— BEGIN Excerpted data —

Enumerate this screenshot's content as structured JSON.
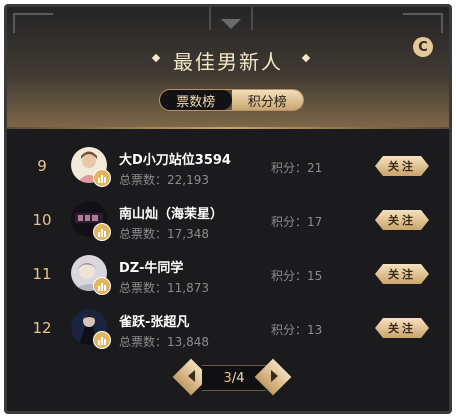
{
  "header": {
    "title": "最佳男新人",
    "close_icon": "C"
  },
  "tabs": [
    {
      "label": "票数榜",
      "active": true
    },
    {
      "label": "积分榜",
      "active": false
    }
  ],
  "rows": [
    {
      "rank": "9",
      "name": "大D小刀站位3594",
      "votes": "总票数：22,193",
      "score": "积分：21",
      "follow": "关注",
      "avatar_color": "#e8d6c4"
    },
    {
      "rank": "10",
      "name": "南山灿（海茉星）",
      "votes": "总票数：17,348",
      "score": "积分：17",
      "follow": "关注",
      "avatar_color": "#2a2030"
    },
    {
      "rank": "11",
      "name": "DZ-牛同学",
      "votes": "总票数：11,873",
      "score": "积分：15",
      "follow": "关注",
      "avatar_color": "#c9c4cf"
    },
    {
      "rank": "12",
      "name": "雀跃-张超凡",
      "votes": "总票数：13,848",
      "score": "积分：13",
      "follow": "关注",
      "avatar_color": "#1f2a4a"
    }
  ],
  "pager": {
    "current": "3",
    "separator": "/4"
  },
  "colors": {
    "accent_gold": "#e6c58f",
    "panel_bg": "#1b1b1e"
  }
}
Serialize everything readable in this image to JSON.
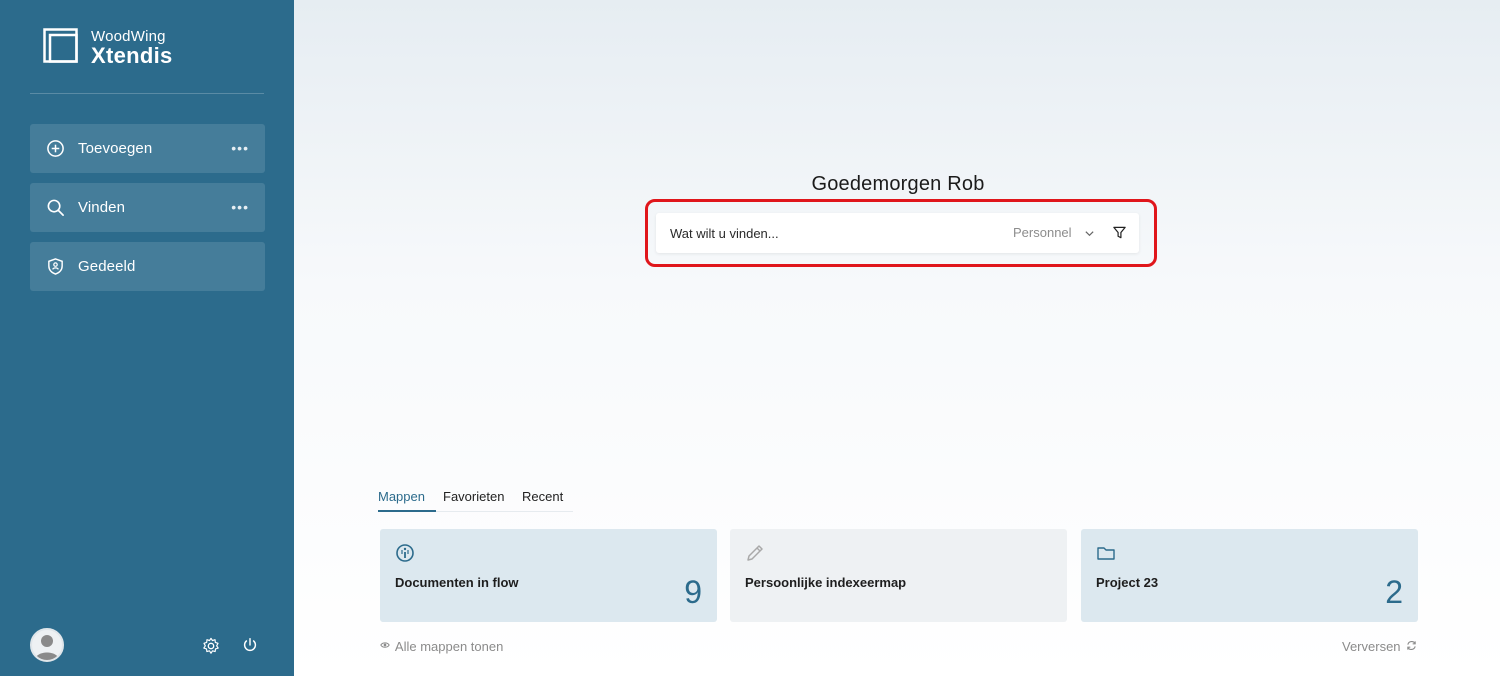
{
  "sidebar": {
    "logo": {
      "brand": "WoodWing",
      "product": "Xtendis"
    },
    "items": [
      {
        "label": "Toevoegen",
        "icon": "plus-circle-icon",
        "more": "•••"
      },
      {
        "label": "Vinden",
        "icon": "search-icon",
        "more": "•••"
      },
      {
        "label": "Gedeeld",
        "icon": "shield-icon"
      }
    ],
    "footer": {
      "avatar": "user-avatar-icon",
      "settings_icon": "gear-icon",
      "power_icon": "power-icon"
    }
  },
  "main": {
    "greeting": "Goedemorgen Rob",
    "search": {
      "placeholder": "Wat wilt u vinden...",
      "scope": "Personnel",
      "scope_icon": "chevron-down-icon",
      "filter_icon": "filter-icon",
      "highlight_color": "#e0161b"
    },
    "tabs": [
      {
        "label": "Mappen",
        "active": true
      },
      {
        "label": "Favorieten",
        "active": false
      },
      {
        "label": "Recent",
        "active": false
      }
    ],
    "cards": [
      {
        "title": "Documenten in flow",
        "count": "9",
        "icon": "info-circle-icon"
      },
      {
        "title": "Persoonlijke indexeermap",
        "count": "",
        "icon": "pencil-icon"
      },
      {
        "title": "Project 23",
        "count": "2",
        "icon": "folder-icon"
      }
    ],
    "show_all": "Alle mappen tonen",
    "refresh": "Verversen"
  },
  "colors": {
    "sidebar": "#2c6b8c",
    "accent": "#2c6b8c",
    "card_blue": "#dce8ef",
    "card_grey": "#eef1f3"
  }
}
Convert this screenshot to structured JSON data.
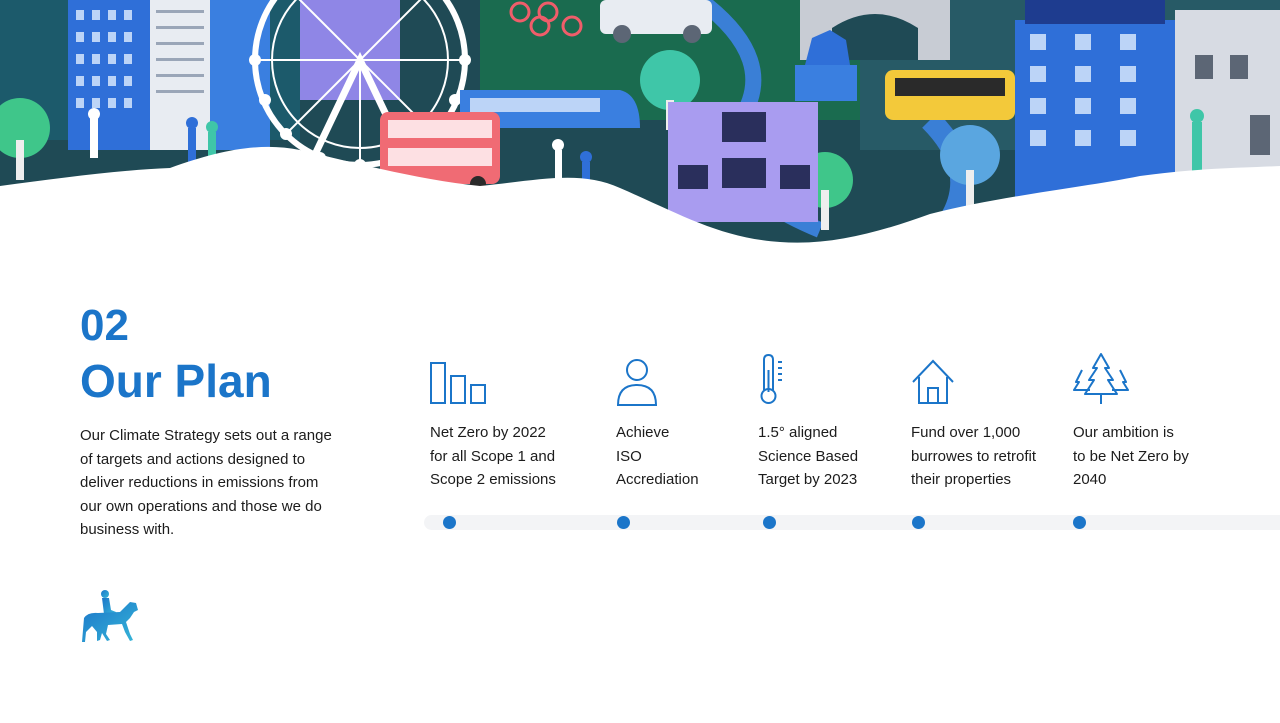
{
  "section": {
    "number": "02",
    "title": "Our Plan",
    "intro_lines": [
      "Our Climate Strategy sets out a range",
      "of targets and actions designed to",
      "deliver reductions in emissions from",
      "our own operations and those we do",
      "business with."
    ]
  },
  "targets": [
    {
      "icon": "bar-chart-icon",
      "lines": [
        "Net Zero by 2022",
        "for all Scope 1 and",
        "Scope 2 emissions"
      ]
    },
    {
      "icon": "person-icon",
      "lines": [
        "Achieve",
        "ISO",
        "Accrediation"
      ]
    },
    {
      "icon": "thermometer-icon",
      "lines": [
        "1.5° aligned",
        "Science Based",
        "Target by 2023"
      ]
    },
    {
      "icon": "house-icon",
      "lines": [
        "Fund over 1,000",
        "burrowes to retrofit",
        "their properties"
      ]
    },
    {
      "icon": "trees-icon",
      "lines": [
        "Our ambition is",
        "to be Net Zero by",
        "2040"
      ]
    }
  ],
  "colors": {
    "accent": "#1b75c9",
    "text": "#1c1c1c",
    "track": "#f3f4f6"
  },
  "banner_icon": "papercraft-city-illustration",
  "logo_icon": "horse-and-rider-logo"
}
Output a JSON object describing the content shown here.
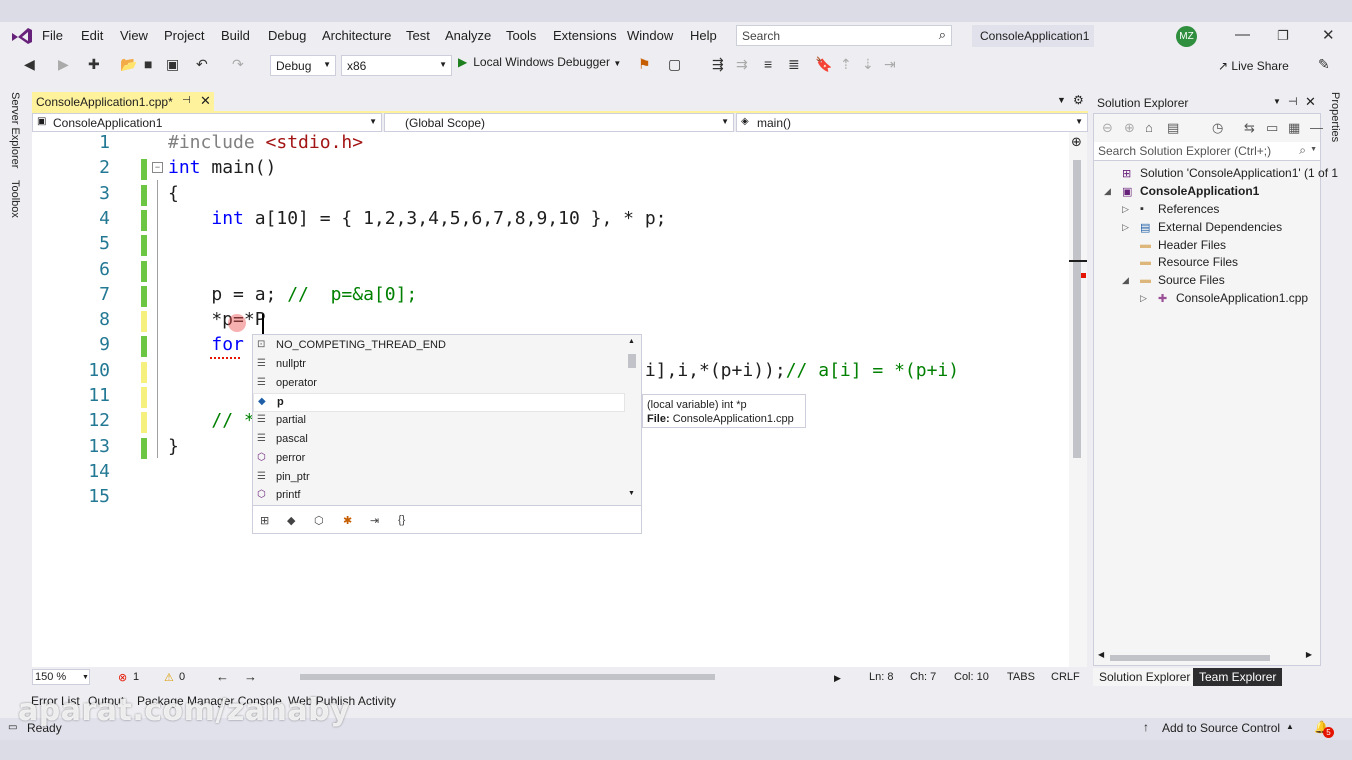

— END Excerpted data —

Stated task
Reply with nothing but the number of lines in the data above that contain "JSON".

Solution for this problem
4